Dataset records
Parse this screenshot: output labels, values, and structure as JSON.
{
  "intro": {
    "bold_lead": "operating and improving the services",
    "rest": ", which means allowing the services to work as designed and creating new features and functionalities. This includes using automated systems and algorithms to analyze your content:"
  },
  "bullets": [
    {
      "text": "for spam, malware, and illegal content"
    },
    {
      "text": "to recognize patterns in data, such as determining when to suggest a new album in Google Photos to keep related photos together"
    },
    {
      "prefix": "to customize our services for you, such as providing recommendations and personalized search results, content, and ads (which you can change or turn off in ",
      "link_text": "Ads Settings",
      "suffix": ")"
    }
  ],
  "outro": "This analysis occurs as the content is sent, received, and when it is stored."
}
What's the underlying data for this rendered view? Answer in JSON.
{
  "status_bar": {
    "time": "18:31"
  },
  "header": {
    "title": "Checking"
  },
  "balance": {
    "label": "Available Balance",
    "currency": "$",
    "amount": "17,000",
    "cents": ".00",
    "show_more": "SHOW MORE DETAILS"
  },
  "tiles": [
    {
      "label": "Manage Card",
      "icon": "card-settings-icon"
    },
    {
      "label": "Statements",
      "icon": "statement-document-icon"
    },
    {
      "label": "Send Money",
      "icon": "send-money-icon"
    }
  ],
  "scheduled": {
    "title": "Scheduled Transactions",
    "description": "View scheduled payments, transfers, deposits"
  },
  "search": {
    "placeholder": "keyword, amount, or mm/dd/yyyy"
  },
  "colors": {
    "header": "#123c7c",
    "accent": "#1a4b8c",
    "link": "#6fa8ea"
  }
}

What to do
Count every line of the records that holds the string "JSON". Write only the total.

Answer for the task
2